* DIRECTIVE *
Extract the full set of records that follows, word for word.
** Start **
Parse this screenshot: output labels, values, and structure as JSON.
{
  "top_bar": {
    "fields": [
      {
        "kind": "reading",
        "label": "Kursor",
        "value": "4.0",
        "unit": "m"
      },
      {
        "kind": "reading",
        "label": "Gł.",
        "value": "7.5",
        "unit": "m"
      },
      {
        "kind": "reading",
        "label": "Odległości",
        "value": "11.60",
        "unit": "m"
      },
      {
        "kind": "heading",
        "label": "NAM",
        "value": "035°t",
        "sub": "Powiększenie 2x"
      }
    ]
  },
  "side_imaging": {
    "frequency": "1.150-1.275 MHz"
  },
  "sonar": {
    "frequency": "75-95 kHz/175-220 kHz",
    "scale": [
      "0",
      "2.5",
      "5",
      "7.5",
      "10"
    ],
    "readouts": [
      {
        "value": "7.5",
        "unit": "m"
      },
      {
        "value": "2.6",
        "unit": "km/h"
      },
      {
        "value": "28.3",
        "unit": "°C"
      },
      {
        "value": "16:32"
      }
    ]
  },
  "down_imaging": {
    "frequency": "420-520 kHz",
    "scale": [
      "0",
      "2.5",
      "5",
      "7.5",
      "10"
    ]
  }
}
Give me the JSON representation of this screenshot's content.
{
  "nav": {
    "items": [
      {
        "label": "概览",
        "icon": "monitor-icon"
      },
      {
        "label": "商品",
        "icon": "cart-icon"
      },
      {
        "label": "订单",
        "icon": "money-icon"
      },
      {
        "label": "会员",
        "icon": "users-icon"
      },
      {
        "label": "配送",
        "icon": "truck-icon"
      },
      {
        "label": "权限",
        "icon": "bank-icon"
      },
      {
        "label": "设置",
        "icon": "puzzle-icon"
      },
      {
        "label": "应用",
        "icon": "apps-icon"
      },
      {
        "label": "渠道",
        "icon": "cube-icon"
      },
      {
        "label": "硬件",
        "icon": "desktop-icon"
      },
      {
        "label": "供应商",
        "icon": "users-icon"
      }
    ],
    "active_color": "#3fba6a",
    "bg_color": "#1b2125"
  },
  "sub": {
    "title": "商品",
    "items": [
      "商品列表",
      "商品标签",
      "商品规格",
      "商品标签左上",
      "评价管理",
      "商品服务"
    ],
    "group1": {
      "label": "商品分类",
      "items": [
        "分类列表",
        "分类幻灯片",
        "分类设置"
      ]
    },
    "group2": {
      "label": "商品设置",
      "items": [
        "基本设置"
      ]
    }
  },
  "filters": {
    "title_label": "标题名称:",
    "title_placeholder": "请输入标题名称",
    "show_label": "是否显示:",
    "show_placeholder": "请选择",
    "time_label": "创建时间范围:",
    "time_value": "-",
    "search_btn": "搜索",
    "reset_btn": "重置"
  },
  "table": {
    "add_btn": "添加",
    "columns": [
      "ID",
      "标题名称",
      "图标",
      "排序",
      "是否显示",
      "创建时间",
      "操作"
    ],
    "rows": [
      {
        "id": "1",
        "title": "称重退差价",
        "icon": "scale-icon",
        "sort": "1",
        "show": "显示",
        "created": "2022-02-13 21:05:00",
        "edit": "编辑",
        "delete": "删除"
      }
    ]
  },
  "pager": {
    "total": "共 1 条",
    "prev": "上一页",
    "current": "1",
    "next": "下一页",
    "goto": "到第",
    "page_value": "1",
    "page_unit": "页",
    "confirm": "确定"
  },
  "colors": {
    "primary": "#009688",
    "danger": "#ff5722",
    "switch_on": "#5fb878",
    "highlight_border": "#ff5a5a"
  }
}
** End **
* THE REPLY *
Parse this screenshot: output labels, values, and structure as JSON.
{
  "top_bar": {
    "fields": [
      {
        "kind": "reading",
        "label": "Kursor",
        "value": "4.0",
        "unit": "m"
      },
      {
        "kind": "reading",
        "label": "Gł.",
        "value": "7.5",
        "unit": "m"
      },
      {
        "kind": "reading",
        "label": "Odległości",
        "value": "11.60",
        "unit": "m"
      },
      {
        "kind": "heading",
        "label": "NAM",
        "value": "035°t",
        "sub": "Powiększenie 2x"
      }
    ]
  },
  "side_imaging": {
    "frequency": "1.150-1.275 MHz"
  },
  "sonar": {
    "frequency": "75-95 kHz/175-220 kHz",
    "scale": [
      "0",
      "2.5",
      "5",
      "7.5",
      "10"
    ],
    "readouts": [
      {
        "value": "7.5",
        "unit": "m"
      },
      {
        "value": "2.6",
        "unit": "km/h"
      },
      {
        "value": "28.3",
        "unit": "°C"
      },
      {
        "value": "16:32"
      }
    ]
  },
  "down_imaging": {
    "frequency": "420-520 kHz",
    "scale": [
      "0",
      "2.5",
      "5",
      "7.5",
      "10"
    ]
  }
}
Give me the JSON representation of this screenshot's content.
{
  "nav": {
    "items": [
      {
        "label": "概览",
        "icon": "monitor-icon"
      },
      {
        "label": "商品",
        "icon": "cart-icon"
      },
      {
        "label": "订单",
        "icon": "money-icon"
      },
      {
        "label": "会员",
        "icon": "users-icon"
      },
      {
        "label": "配送",
        "icon": "truck-icon"
      },
      {
        "label": "权限",
        "icon": "bank-icon"
      },
      {
        "label": "设置",
        "icon": "puzzle-icon"
      },
      {
        "label": "应用",
        "icon": "apps-icon"
      },
      {
        "label": "渠道",
        "icon": "cube-icon"
      },
      {
        "label": "硬件",
        "icon": "desktop-icon"
      },
      {
        "label": "供应商",
        "icon": "users-icon"
      }
    ],
    "active_color": "#3fba6a",
    "bg_color": "#1b2125"
  },
  "sub": {
    "title": "商品",
    "items": [
      "商品列表",
      "商品标签",
      "商品规格",
      "商品标签左上",
      "评价管理",
      "商品服务"
    ],
    "group1": {
      "label": "商品分类",
      "items": [
        "分类列表",
        "分类幻灯片",
        "分类设置"
      ]
    },
    "group2": {
      "label": "商品设置",
      "items": [
        "基本设置"
      ]
    }
  },
  "filters": {
    "title_label": "标题名称:",
    "title_placeholder": "请输入标题名称",
    "show_label": "是否显示:",
    "show_placeholder": "请选择",
    "time_label": "创建时间范围:",
    "time_value": "-",
    "search_btn": "搜索",
    "reset_btn": "重置"
  },
  "table": {
    "add_btn": "添加",
    "columns": [
      "ID",
      "标题名称",
      "图标",
      "排序",
      "是否显示",
      "创建时间",
      "操作"
    ],
    "rows": [
      {
        "id": "1",
        "title": "称重退差价",
        "icon": "scale-icon",
        "sort": "1",
        "show": "显示",
        "created": "2022-02-13 21:05:00",
        "edit": "编辑",
        "delete": "删除"
      }
    ]
  },
  "pager": {
    "total": "共 1 条",
    "prev": "上一页",
    "current": "1",
    "next": "下一页",
    "goto": "到第",
    "page_value": "1",
    "page_unit": "页",
    "confirm": "确定"
  },
  "colors": {
    "primary": "#009688",
    "danger": "#ff5722",
    "switch_on": "#5fb878",
    "highlight_border": "#ff5a5a"
  }
}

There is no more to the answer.